● **What to do**
Find the string "статьей" in the entries and copy each line that has it.

(Data records)
______

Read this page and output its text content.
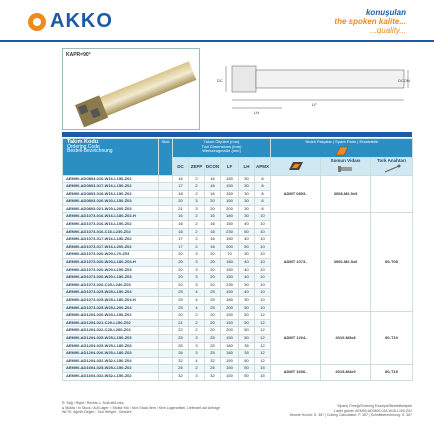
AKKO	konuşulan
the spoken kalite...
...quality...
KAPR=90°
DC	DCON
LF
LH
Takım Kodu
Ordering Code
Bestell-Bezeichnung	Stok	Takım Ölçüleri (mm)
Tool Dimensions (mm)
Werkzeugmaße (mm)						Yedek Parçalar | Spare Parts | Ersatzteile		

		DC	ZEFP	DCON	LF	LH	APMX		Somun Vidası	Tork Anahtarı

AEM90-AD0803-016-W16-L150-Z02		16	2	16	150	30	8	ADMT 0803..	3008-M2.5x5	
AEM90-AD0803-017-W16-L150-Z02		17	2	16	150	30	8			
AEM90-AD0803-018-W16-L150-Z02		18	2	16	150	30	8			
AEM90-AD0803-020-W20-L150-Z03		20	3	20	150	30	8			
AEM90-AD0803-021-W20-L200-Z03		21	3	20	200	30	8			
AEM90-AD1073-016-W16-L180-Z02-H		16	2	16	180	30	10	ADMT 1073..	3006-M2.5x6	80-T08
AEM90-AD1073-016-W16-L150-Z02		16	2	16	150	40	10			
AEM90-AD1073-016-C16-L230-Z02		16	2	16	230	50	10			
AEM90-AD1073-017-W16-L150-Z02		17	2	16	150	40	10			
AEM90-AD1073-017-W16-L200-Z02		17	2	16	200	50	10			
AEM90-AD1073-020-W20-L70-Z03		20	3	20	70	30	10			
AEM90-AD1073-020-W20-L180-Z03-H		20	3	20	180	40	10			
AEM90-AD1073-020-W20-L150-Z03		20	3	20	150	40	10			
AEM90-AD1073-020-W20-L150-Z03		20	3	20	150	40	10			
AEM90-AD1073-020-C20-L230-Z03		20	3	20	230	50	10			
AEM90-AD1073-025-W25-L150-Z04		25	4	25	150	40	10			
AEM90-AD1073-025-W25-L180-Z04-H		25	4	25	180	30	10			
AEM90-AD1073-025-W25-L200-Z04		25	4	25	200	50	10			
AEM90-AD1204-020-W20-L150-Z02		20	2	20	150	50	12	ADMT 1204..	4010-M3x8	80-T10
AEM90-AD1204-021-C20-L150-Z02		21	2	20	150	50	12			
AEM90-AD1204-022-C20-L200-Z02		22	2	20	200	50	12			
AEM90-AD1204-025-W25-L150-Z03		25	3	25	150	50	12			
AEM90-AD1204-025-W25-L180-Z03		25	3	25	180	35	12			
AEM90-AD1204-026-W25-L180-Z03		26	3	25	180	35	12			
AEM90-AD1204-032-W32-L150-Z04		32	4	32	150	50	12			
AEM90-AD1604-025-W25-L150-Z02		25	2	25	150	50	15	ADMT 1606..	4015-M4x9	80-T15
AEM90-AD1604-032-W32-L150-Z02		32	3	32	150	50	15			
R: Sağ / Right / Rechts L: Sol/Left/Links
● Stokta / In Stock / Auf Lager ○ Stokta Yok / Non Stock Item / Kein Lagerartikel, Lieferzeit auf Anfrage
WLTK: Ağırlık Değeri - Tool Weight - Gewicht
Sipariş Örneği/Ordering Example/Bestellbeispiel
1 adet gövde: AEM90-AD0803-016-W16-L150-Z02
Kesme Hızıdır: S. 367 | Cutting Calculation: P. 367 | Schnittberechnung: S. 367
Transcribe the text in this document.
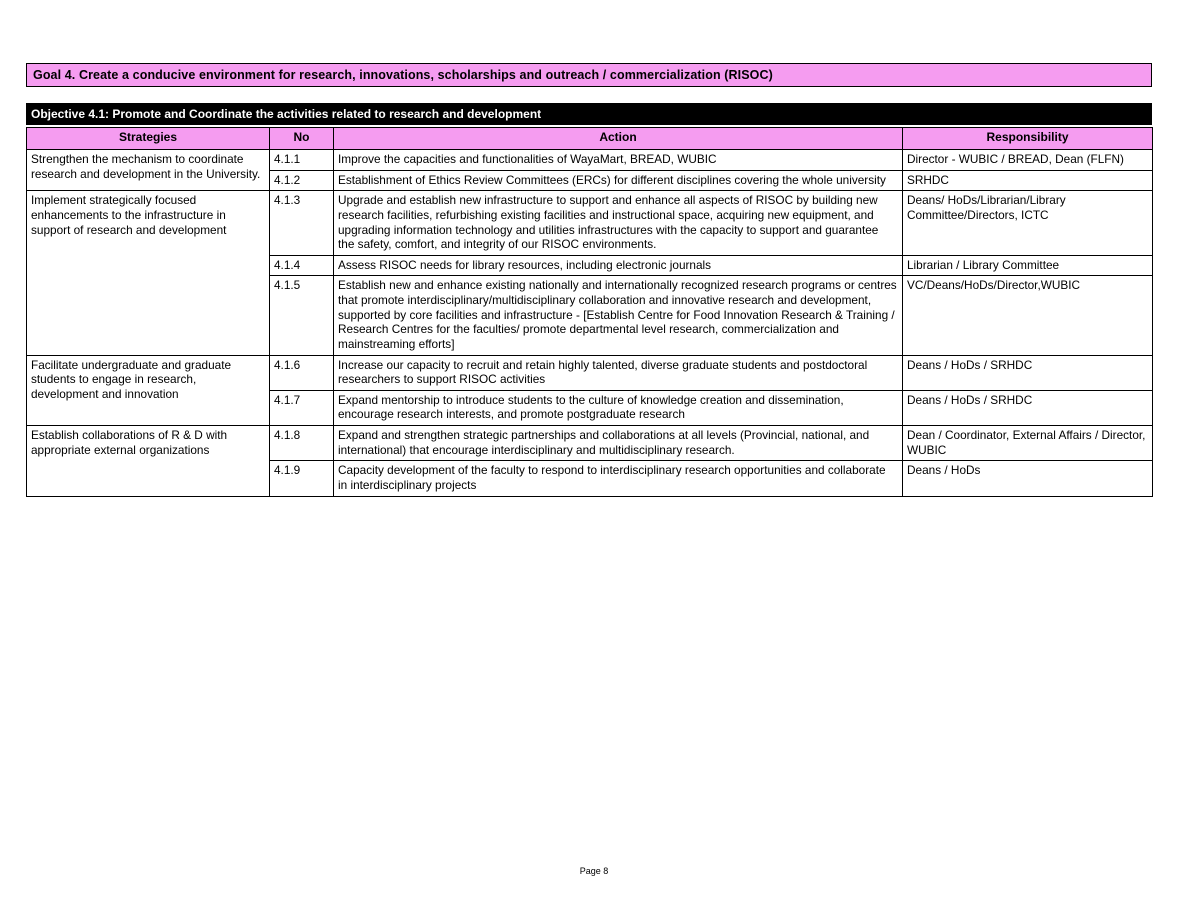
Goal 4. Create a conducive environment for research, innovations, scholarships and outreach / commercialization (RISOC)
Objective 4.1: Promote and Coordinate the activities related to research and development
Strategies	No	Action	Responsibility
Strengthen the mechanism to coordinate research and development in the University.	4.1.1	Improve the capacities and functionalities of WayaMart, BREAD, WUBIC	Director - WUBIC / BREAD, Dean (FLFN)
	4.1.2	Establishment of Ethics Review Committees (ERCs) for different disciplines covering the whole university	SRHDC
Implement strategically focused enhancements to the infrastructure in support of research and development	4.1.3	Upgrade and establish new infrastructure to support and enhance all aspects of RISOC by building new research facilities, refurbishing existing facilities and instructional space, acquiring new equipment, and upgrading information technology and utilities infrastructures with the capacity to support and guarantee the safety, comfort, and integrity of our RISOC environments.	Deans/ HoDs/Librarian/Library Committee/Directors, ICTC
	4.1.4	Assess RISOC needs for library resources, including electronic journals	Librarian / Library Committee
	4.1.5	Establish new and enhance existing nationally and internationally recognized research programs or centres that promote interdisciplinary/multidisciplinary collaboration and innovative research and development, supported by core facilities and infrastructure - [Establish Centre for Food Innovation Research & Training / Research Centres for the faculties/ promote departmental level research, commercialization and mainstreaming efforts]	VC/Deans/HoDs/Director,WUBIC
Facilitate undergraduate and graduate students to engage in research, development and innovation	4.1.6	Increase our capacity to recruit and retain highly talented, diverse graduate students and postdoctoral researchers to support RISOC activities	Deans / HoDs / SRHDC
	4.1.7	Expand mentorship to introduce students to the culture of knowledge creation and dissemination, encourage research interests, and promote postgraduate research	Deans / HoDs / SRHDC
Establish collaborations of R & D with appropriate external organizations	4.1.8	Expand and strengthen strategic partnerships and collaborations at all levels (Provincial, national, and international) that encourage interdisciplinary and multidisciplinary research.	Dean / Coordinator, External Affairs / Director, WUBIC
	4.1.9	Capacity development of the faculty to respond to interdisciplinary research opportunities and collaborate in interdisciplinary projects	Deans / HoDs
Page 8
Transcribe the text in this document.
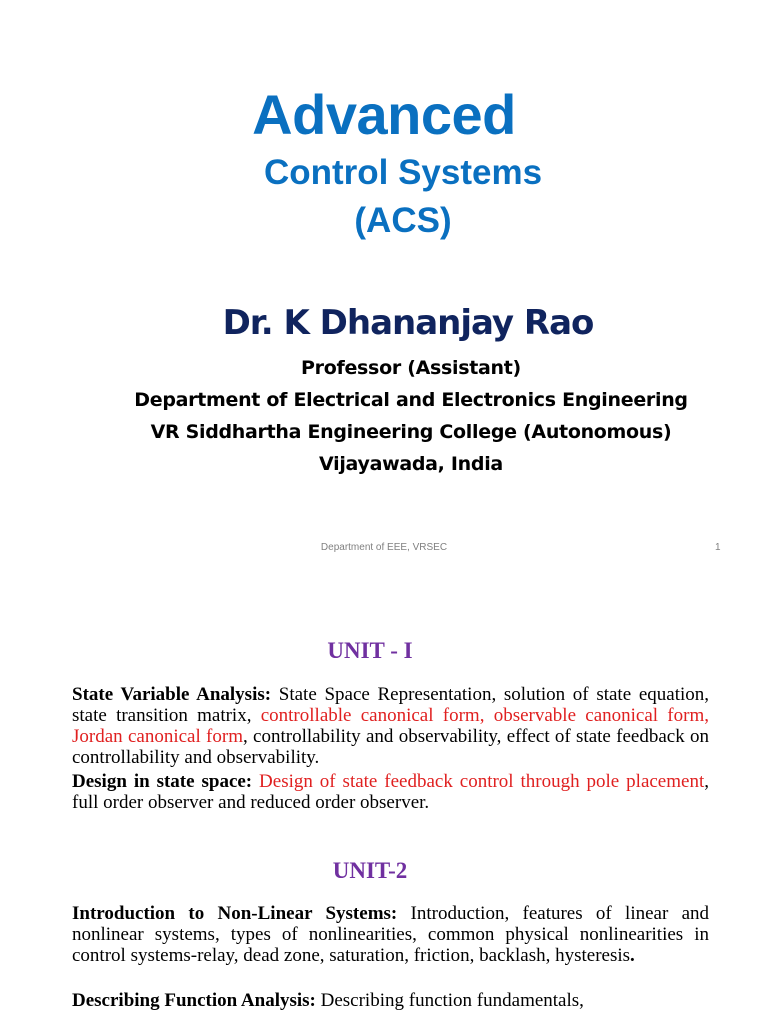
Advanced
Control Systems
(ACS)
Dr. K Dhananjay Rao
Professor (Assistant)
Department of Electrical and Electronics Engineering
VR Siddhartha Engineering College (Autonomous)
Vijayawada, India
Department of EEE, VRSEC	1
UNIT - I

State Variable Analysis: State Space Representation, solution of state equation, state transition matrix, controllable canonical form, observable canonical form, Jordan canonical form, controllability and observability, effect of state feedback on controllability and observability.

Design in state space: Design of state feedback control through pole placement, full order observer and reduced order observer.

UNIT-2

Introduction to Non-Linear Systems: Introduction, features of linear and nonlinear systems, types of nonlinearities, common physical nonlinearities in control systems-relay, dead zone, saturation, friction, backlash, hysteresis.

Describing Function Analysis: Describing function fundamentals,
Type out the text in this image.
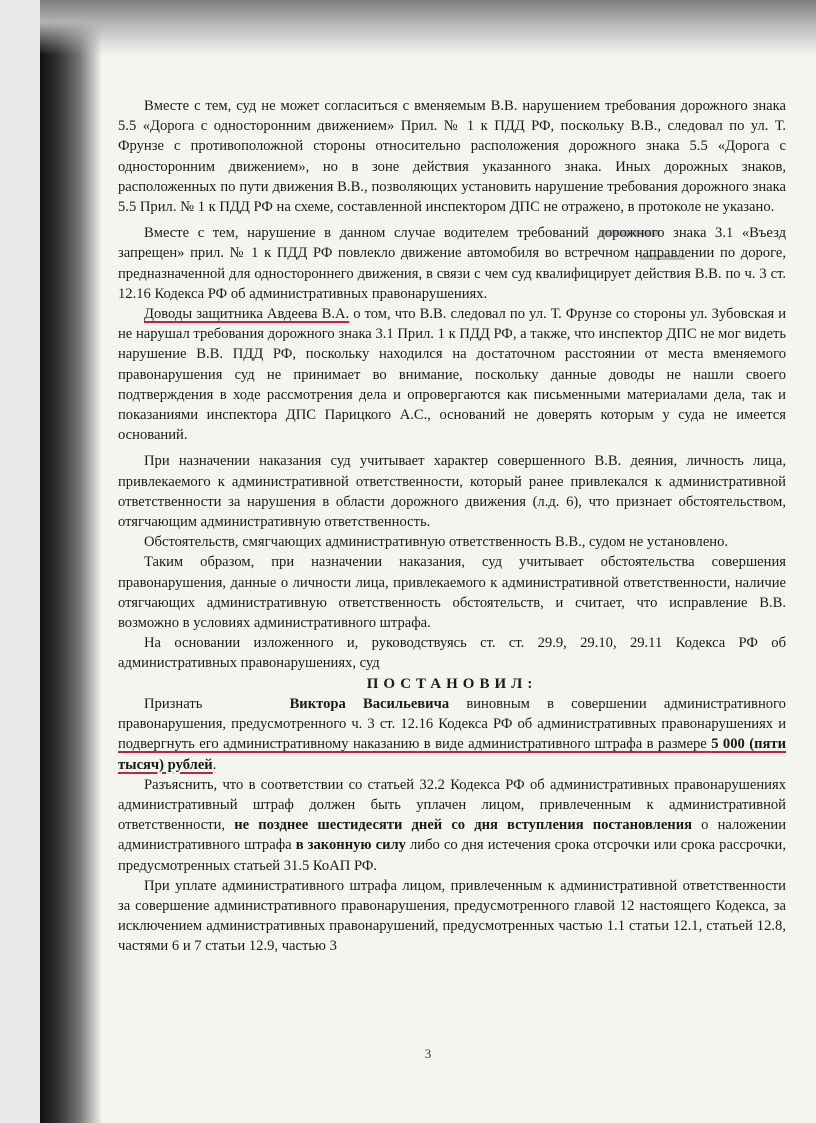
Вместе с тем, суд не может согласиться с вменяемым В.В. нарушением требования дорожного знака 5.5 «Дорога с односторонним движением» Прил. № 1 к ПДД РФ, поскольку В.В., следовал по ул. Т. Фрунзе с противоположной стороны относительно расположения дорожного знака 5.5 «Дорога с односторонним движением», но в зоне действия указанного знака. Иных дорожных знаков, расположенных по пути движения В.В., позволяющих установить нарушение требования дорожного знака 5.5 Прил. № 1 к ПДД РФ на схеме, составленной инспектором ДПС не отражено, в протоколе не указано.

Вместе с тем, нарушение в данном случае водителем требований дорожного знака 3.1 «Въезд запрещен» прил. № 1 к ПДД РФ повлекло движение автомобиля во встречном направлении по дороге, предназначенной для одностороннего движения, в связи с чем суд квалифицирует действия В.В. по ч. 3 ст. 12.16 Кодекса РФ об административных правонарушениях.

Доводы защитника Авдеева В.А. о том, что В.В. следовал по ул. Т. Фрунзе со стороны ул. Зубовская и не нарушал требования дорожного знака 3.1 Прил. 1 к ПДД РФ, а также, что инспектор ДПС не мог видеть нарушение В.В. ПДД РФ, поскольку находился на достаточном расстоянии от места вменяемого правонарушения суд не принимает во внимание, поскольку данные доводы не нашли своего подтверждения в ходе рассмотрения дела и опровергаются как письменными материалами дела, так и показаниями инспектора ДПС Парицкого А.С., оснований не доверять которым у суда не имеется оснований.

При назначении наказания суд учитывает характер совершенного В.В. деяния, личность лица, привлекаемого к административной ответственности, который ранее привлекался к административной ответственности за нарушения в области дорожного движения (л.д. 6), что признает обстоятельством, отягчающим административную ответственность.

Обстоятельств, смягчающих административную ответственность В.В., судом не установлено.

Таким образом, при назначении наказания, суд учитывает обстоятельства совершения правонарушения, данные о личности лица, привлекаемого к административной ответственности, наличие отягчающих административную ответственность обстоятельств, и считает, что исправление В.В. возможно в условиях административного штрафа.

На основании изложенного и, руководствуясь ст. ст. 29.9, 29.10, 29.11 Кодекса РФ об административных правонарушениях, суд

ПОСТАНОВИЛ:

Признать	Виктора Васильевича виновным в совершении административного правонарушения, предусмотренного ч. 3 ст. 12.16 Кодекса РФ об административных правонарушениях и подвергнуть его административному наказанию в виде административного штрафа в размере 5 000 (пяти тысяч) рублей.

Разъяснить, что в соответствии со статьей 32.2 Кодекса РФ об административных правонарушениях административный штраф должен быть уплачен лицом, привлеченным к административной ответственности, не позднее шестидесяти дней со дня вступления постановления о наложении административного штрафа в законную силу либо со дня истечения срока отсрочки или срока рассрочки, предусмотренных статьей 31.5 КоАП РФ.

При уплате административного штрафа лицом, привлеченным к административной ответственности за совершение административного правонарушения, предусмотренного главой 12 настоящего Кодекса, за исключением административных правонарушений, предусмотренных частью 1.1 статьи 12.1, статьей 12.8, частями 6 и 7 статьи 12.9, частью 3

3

______

● **Correct answer**
Разъяснить, что в соответствии со статьей 32.2 Кодекса РФ об административных правонарушениях административный штраф должен быть уплачен лицом, привлеченным к административной ответственности, не позднее шестидесяти дней со дня вступления постановления о наложении административного штрафа в законную силу либо со дня истечения срока отсрочки или срока рассрочки, предусмотренных статьей 31.5 КоАП РФ.
При уплате административного штрафа лицом, привлеченным к административной ответственности за совершение административного правонарушения, предусмотренного главой 12 настоящего Кодекса, за исключением административных правонарушений, предусмотренных частью 1.1 статьи 12.1, статьей 12.8, частями 6 и 7 статьи 12.9, частью 3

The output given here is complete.